_Short problem:_ Transcribe the full listing exactly, and drop every picture.

● ● ● ●

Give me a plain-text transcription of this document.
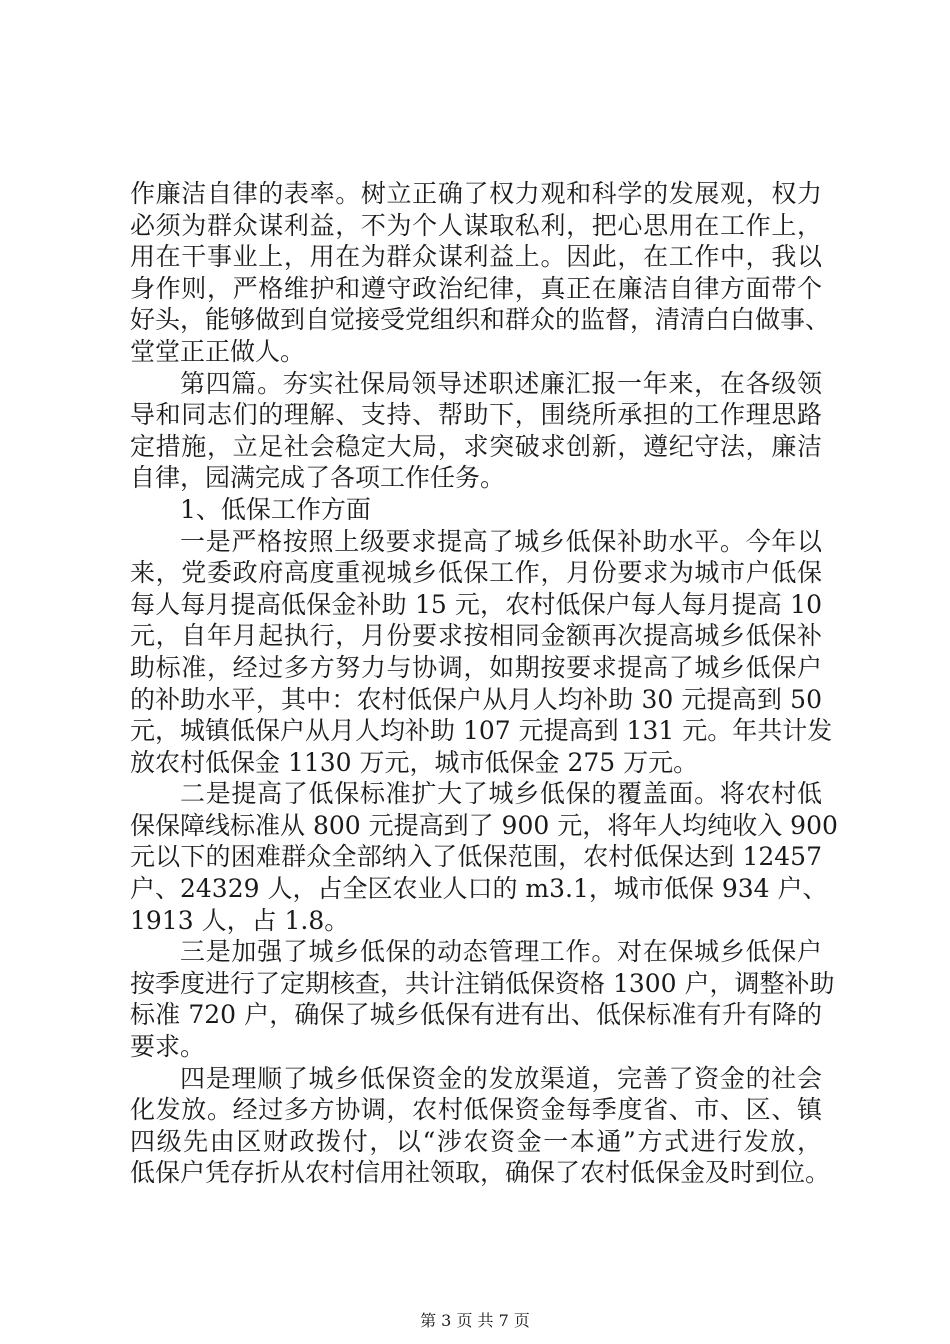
作廉洁自律的表率。树立正确了权力观和科学的发展观，权力
必须为群众谋利益，不为个人谋取私利，把心思用在工作上，
用在干事业上，用在为群众谋利益上。因此，在工作中，我以
身作则，严格维护和遵守政治纪律，真正在廉洁自律方面带个
好头，能够做到自觉接受党组织和群众的监督，清清白白做事、
堂堂正正做人。
第四篇。夯实社保局领导述职述廉汇报一年来，在各级领
导和同志们的理解、支持、帮助下，围绕所承担的工作理思路
定措施，立足社会稳定大局，求突破求创新，遵纪守法，廉洁
自律，园满完成了各项工作任务。
1、低保工作方面
一是严格按照上级要求提高了城乡低保补助水平。今年以
来，党委政府高度重视城乡低保工作，月份要求为城市户低保
每人每月提高低保金补助 15 元，农村低保户每人每月提高 10
元，自年月起执行，月份要求按相同金额再次提高城乡低保补
助标准，经过多方努力与协调，如期按要求提高了城乡低保户
的补助水平，其中：农村低保户从月人均补助 30 元提高到 50
元，城镇低保户从月人均补助 107 元提高到 131 元。年共计发
放农村低保金 1130 万元，城市低保金 275 万元。
二是提高了低保标准扩大了城乡低保的覆盖面。将农村低
保保障线标准从 800 元提高到了 900 元，将年人均纯收入 900
元以下的困难群众全部纳入了低保范围，农村低保达到 12457
户、24329 人，占全区农业人口的 m3.1，城市低保 934 户、
1913 人，占 1.8。
三是加强了城乡低保的动态管理工作。对在保城乡低保户
按季度进行了定期核查，共计注销低保资格 1300 户，调整补助
标准 720 户，确保了城乡低保有进有出、低保标准有升有降的
要求。
四是理顺了城乡低保资金的发放渠道，完善了资金的社会
化发放。经过多方协调，农村低保资金每季度省、市、区、镇
四级先由区财政拨付，以“涉农资金一本通”方式进行发放，
低保户凭存折从农村信用社领取，确保了农村低保金及时到位。
第 3 页 共 7 页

● ● ● ●

_Reply:_
Give me a plain-text transcription of this document.
作廉洁自律的表率。树立正确了权力观和科学的发展观，权力
必须为群众谋利益，不为个人谋取私利，把心思用在工作上，
用在干事业上，用在为群众谋利益上。因此，在工作中，我以
身作则，严格维护和遵守政治纪律，真正在廉洁自律方面带个
好头，能够做到自觉接受党组织和群众的监督，清清白白做事、
堂堂正正做人。
第四篇。夯实社保局领导述职述廉汇报一年来，在各级领
导和同志们的理解、支持、帮助下，围绕所承担的工作理思路
定措施，立足社会稳定大局，求突破求创新，遵纪守法，廉洁
自律，园满完成了各项工作任务。
1、低保工作方面
一是严格按照上级要求提高了城乡低保补助水平。今年以
来，党委政府高度重视城乡低保工作，月份要求为城市户低保
每人每月提高低保金补助 15 元，农村低保户每人每月提高 10
元，自年月起执行，月份要求按相同金额再次提高城乡低保补
助标准，经过多方努力与协调，如期按要求提高了城乡低保户
的补助水平，其中：农村低保户从月人均补助 30 元提高到 50
元，城镇低保户从月人均补助 107 元提高到 131 元。年共计发
放农村低保金 1130 万元，城市低保金 275 万元。
二是提高了低保标准扩大了城乡低保的覆盖面。将农村低
保保障线标准从 800 元提高到了 900 元，将年人均纯收入 900
元以下的困难群众全部纳入了低保范围，农村低保达到 12457
户、24329 人，占全区农业人口的 m3.1，城市低保 934 户、
1913 人，占 1.8。
三是加强了城乡低保的动态管理工作。对在保城乡低保户
按季度进行了定期核查，共计注销低保资格 1300 户，调整补助
标准 720 户，确保了城乡低保有进有出、低保标准有升有降的
要求。
四是理顺了城乡低保资金的发放渠道，完善了资金的社会
化发放。经过多方协调，农村低保资金每季度省、市、区、镇
四级先由区财政拨付，以“涉农资金一本通”方式进行发放，
低保户凭存折从农村信用社领取，确保了农村低保金及时到位。
第 3 页 共 7 页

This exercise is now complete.